● Goal of the exercise: Copy all lines of the listing that include the string "主持人进场".
## Start Given records
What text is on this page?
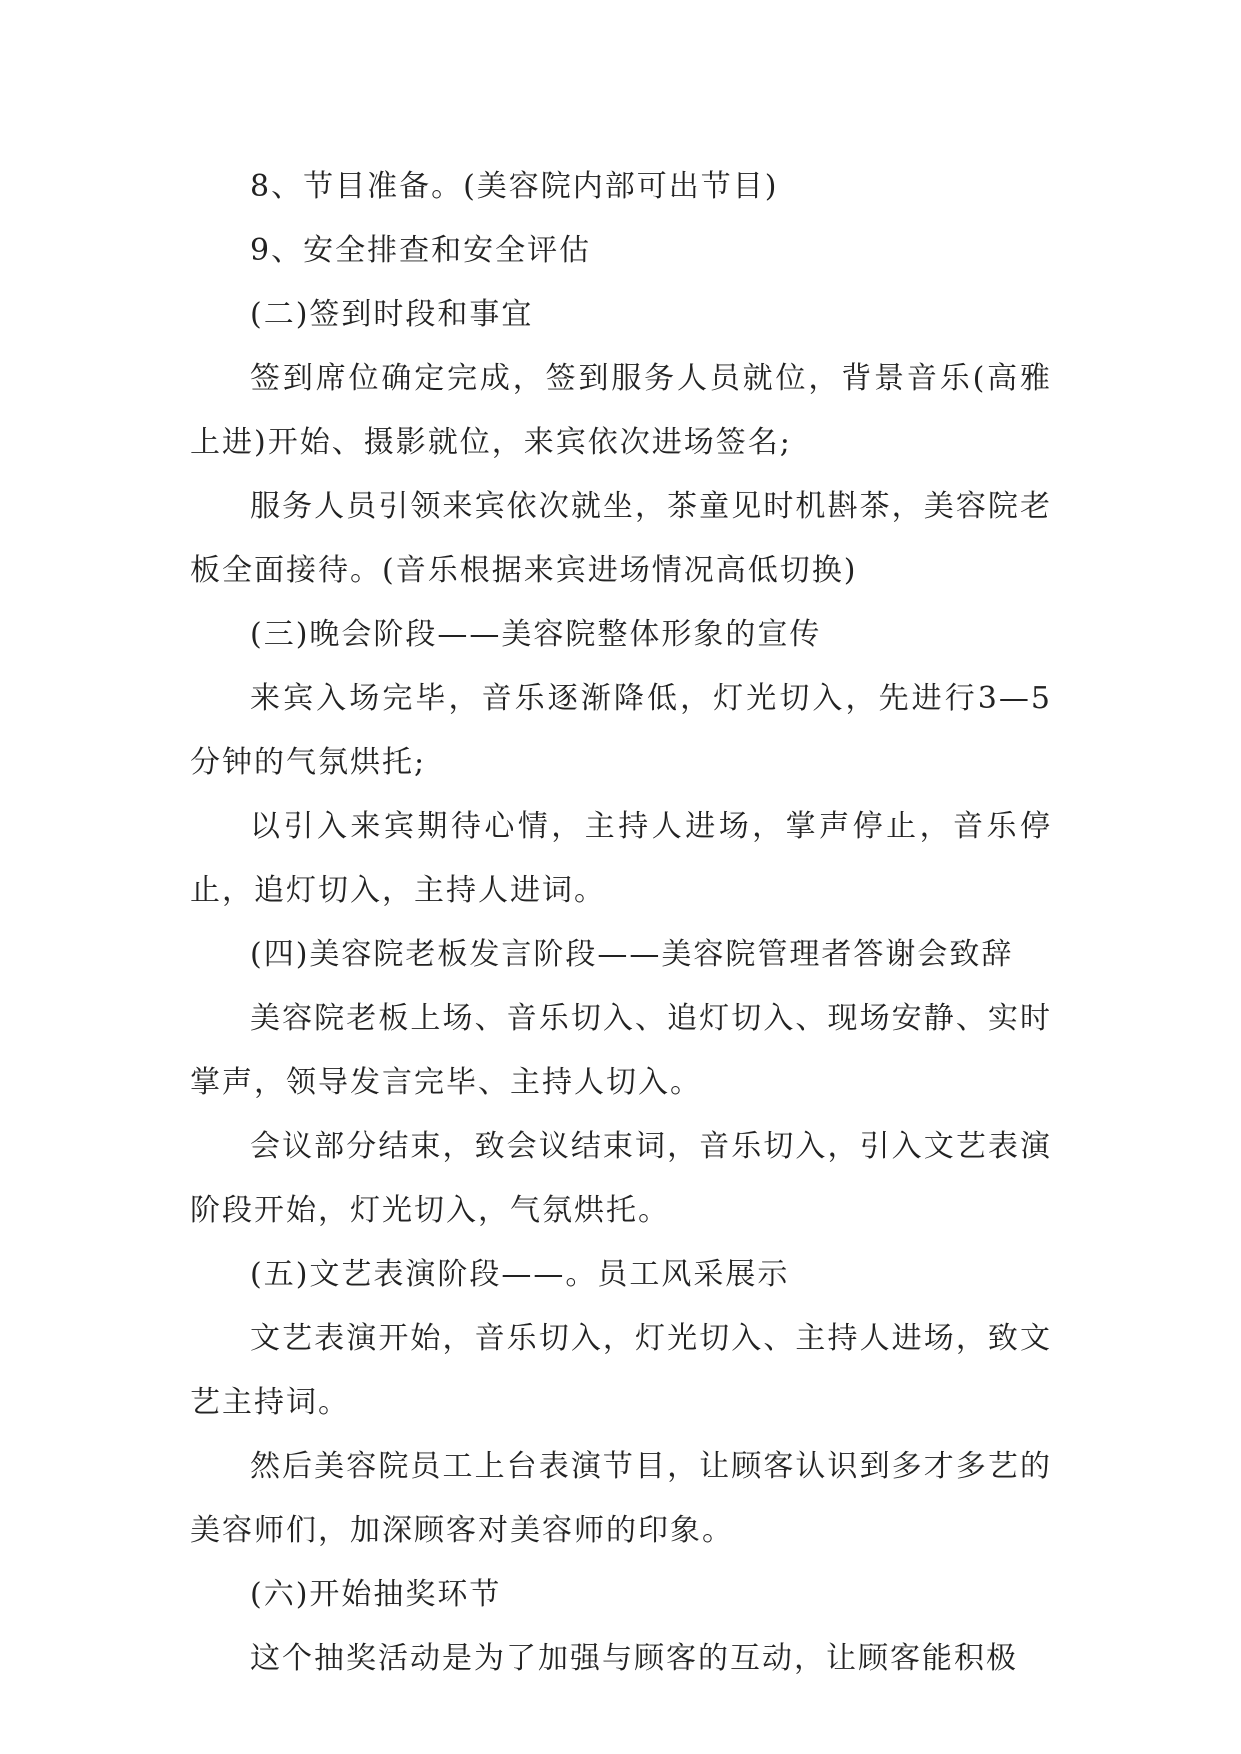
8、节目准备。(美容院内部可出节目)

9、安全排查和安全评估

(二)签到时段和事宜

签到席位确定完成，签到服务人员就位，背景音乐(高雅上进)开始、摄影就位，来宾依次进场签名;

服务人员引领来宾依次就坐，茶童见时机斟茶，美容院老板全面接待。(音乐根据来宾进场情况高低切换)

(三)晚会阶段——美容院整体形象的宣传

来宾入场完毕，音乐逐渐降低，灯光切入，先进行3—5分钟的气氛烘托;

以引入来宾期待心情，主持人进场，掌声停止，音乐停止，追灯切入，主持人进词。

(四)美容院老板发言阶段——美容院管理者答谢会致辞

美容院老板上场、音乐切入、追灯切入、现场安静、实时掌声，领导发言完毕、主持人切入。

会议部分结束，致会议结束词，音乐切入，引入文艺表演阶段开始，灯光切入，气氛烘托。

(五)文艺表演阶段——。员工风采展示

文艺表演开始，音乐切入，灯光切入、主持人进场，致文艺主持词。

然后美容院员工上台表演节目，让顾客认识到多才多艺的美容师们，加深顾客对美容师的印象。

(六)开始抽奖环节

这个抽奖活动是为了加强与顾客的互动，让顾客能积极
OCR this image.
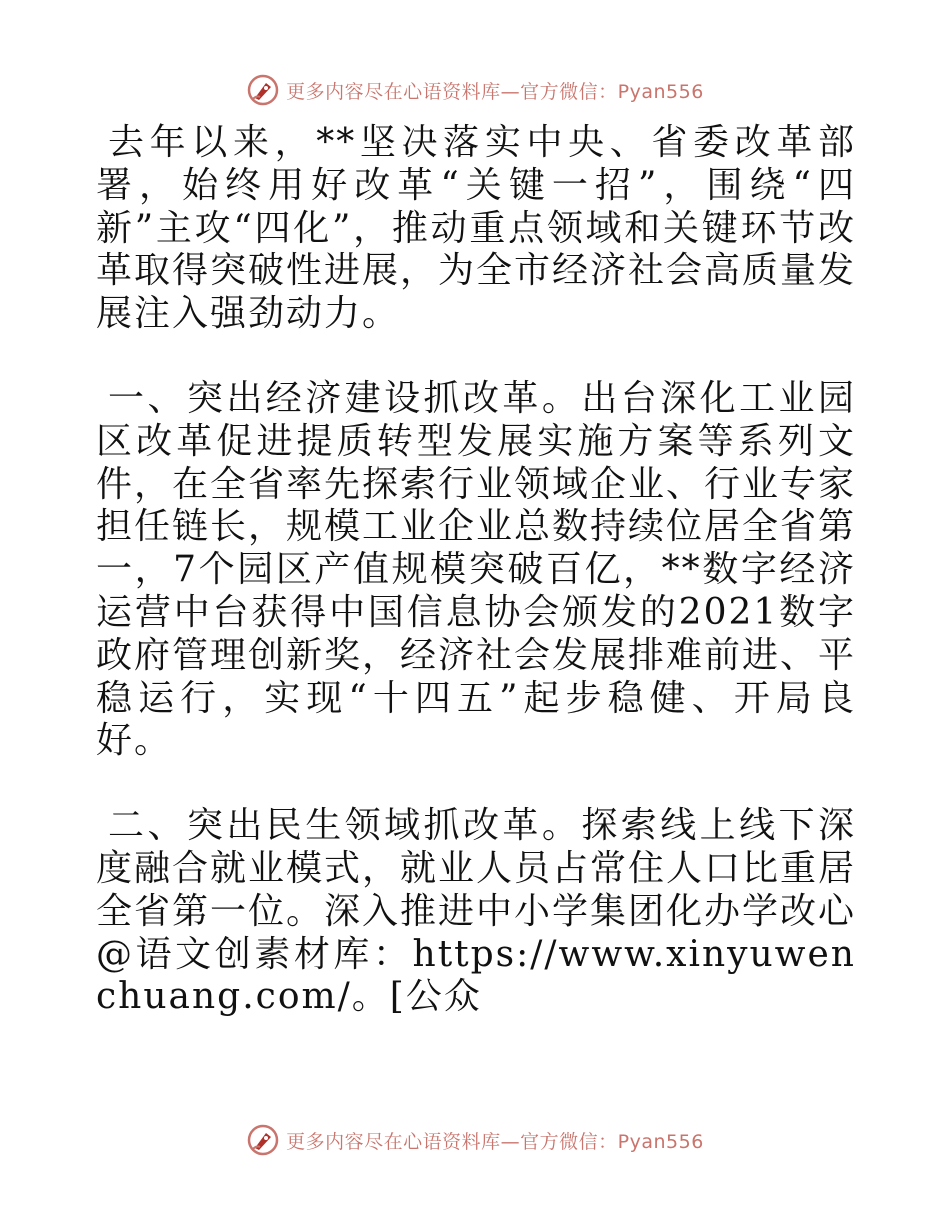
更多内容尽在心语资料库—官方微信：Pyan556

去年以来，**坚决落实中央、省委改革部署，始终用好改革“关键一招”，围绕“四新”主攻“四化”，推动重点领域和关键环节改革取得突破性进展，为全市经济社会高质量发展注入强劲动力。

一、突出经济建设抓改革。出台深化工业园区改革促进提质转型发展实施方案等系列文件，在全省率先探索行业领域企业、行业专家担任链长，规模工业企业总数持续位居全省第一，7个园区产值规模突破百亿，**数字经济运营中台获得中国信息协会颁发的2021数字政府管理创新奖，经济社会发展排难前进、平稳运行，实现“十四五”起步稳健、开局良好。

二、突出民生领域抓改革。探索线上线下深度融合就业模式，就业人员占常住人口比重居全省第一位。深入推进中小学集团化办学改心@语文创素材库：https://www.xinyuwenchuang.com/。[公众

更多内容尽在心语资料库—官方微信：Pyan556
## End Given records
● Response to the task:
以引入来宾期待心情，主持人进场，掌声停止，音乐停止，追灯切入，主持人进词。
文艺表演开始，音乐切入，灯光切入、主持人进场，致文艺主持词。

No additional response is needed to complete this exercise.